WHAT YOU HAVE TO DO >> Transcribe the material in full. Nothing should differ except that the pictures are left out.

DATA SUPPLIED >>
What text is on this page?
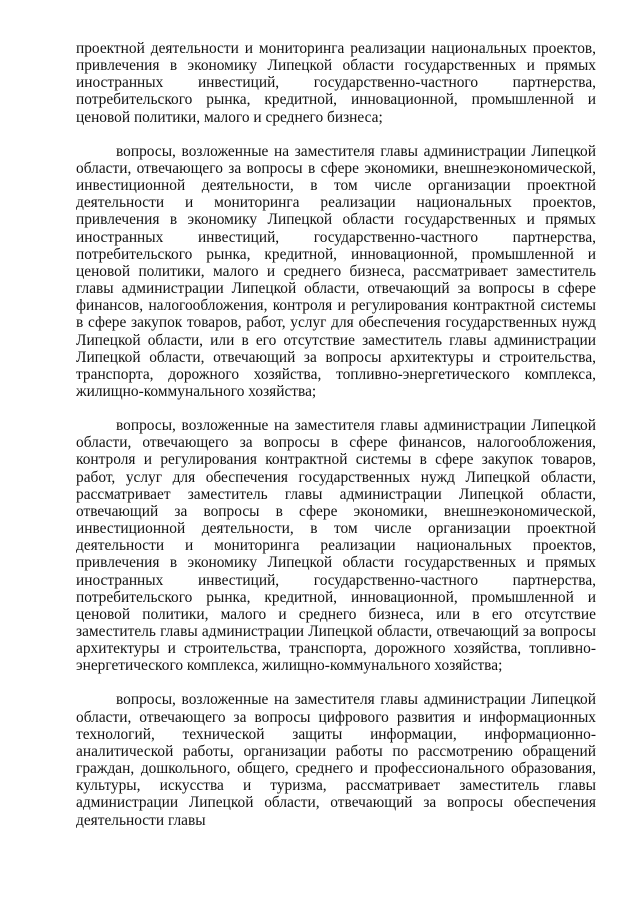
проектной деятельности и мониторинга реализации национальных проектов, привлечения в экономику Липецкой области государственных и прямых иностранных инвестиций, государственно-частного партнерства, потребительского рынка, кредитной, инновационной, промышленной и ценовой политики, малого и среднего бизнеса;

вопросы, возложенные на заместителя главы администрации Липецкой области, отвечающего за вопросы в сфере экономики, внешнеэкономической, инвестиционной деятельности, в том числе организации проектной деятельности и мониторинга реализации национальных проектов, привлечения в экономику Липецкой области государственных и прямых иностранных инвестиций, государственно-частного партнерства, потребительского рынка, кредитной, инновационной, промышленной и ценовой политики, малого и среднего бизнеса, рассматривает заместитель главы администрации Липецкой области, отвечающий за вопросы в сфере финансов, налогообложения, контроля и регулирования контрактной системы в сфере закупок товаров, работ, услуг для обеспечения государственных нужд Липецкой области, или в его отсутствие заместитель главы администрации Липецкой области, отвечающий за вопросы архитектуры и строительства, транспорта, дорожного хозяйства, топливно-энергетического комплекса, жилищно-коммунального хозяйства;

вопросы, возложенные на заместителя главы администрации Липецкой области, отвечающего за вопросы в сфере финансов, налогообложения, контроля и регулирования контрактной системы в сфере закупок товаров, работ, услуг для обеспечения государственных нужд Липецкой области, рассматривает заместитель главы администрации Липецкой области, отвечающий за вопросы в сфере экономики, внешнеэкономической, инвестиционной деятельности, в том числе организации проектной деятельности и мониторинга реализации национальных проектов, привлечения в экономику Липецкой области государственных и прямых иностранных инвестиций, государственно-частного партнерства, потребительского рынка, кредитной, инновационной, промышленной и ценовой политики, малого и среднего бизнеса, или в его отсутствие заместитель главы администрации Липецкой области, отвечающий за вопросы архитектуры и строительства, транспорта, дорожного хозяйства, топливно-энергетического комплекса, жилищно-коммунального хозяйства;

вопросы, возложенные на заместителя главы администрации Липецкой области, отвечающего за вопросы цифрового развития и информационных технологий, технической защиты информации, информационно-аналитической работы, организации работы по рассмотрению обращений граждан, дошкольного, общего, среднего и профессионального образования, культуры, искусства и туризма, рассматривает заместитель главы администрации Липецкой области, отвечающий за вопросы обеспечения деятельности главы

PROBLEM SOLUTION >>
What text is on this page?
проектной деятельности и мониторинга реализации национальных проектов, привлечения в экономику Липецкой области государственных и прямых иностранных инвестиций, государственно-частного партнерства, потребительского рынка, кредитной, инновационной, промышленной и ценовой политики, малого и среднего бизнеса;

вопросы, возложенные на заместителя главы администрации Липецкой области, отвечающего за вопросы в сфере экономики, внешнеэкономической, инвестиционной деятельности, в том числе организации проектной деятельности и мониторинга реализации национальных проектов, привлечения в экономику Липецкой области государственных и прямых иностранных инвестиций, государственно-частного партнерства, потребительского рынка, кредитной, инновационной, промышленной и ценовой политики, малого и среднего бизнеса, рассматривает заместитель главы администрации Липецкой области, отвечающий за вопросы в сфере финансов, налогообложения, контроля и регулирования контрактной системы в сфере закупок товаров, работ, услуг для обеспечения государственных нужд Липецкой области, или в его отсутствие заместитель главы администрации Липецкой области, отвечающий за вопросы архитектуры и строительства, транспорта, дорожного хозяйства, топливно-энергетического комплекса, жилищно-коммунального хозяйства;

вопросы, возложенные на заместителя главы администрации Липецкой области, отвечающего за вопросы в сфере финансов, налогообложения, контроля и регулирования контрактной системы в сфере закупок товаров, работ, услуг для обеспечения государственных нужд Липецкой области, рассматривает заместитель главы администрации Липецкой области, отвечающий за вопросы в сфере экономики, внешнеэкономической, инвестиционной деятельности, в том числе организации проектной деятельности и мониторинга реализации национальных проектов, привлечения в экономику Липецкой области государственных и прямых иностранных инвестиций, государственно-частного партнерства, потребительского рынка, кредитной, инновационной, промышленной и ценовой политики, малого и среднего бизнеса, или в его отсутствие заместитель главы администрации Липецкой области, отвечающий за вопросы архитектуры и строительства, транспорта, дорожного хозяйства, топливно-энергетического комплекса, жилищно-коммунального хозяйства;

вопросы, возложенные на заместителя главы администрации Липецкой области, отвечающего за вопросы цифрового развития и информационных технологий, технической защиты информации, информационно-аналитической работы, организации работы по рассмотрению обращений граждан, дошкольного, общего, среднего и профессионального образования, культуры, искусства и туризма, рассматривает заместитель главы администрации Липецкой области, отвечающий за вопросы обеспечения деятельности главы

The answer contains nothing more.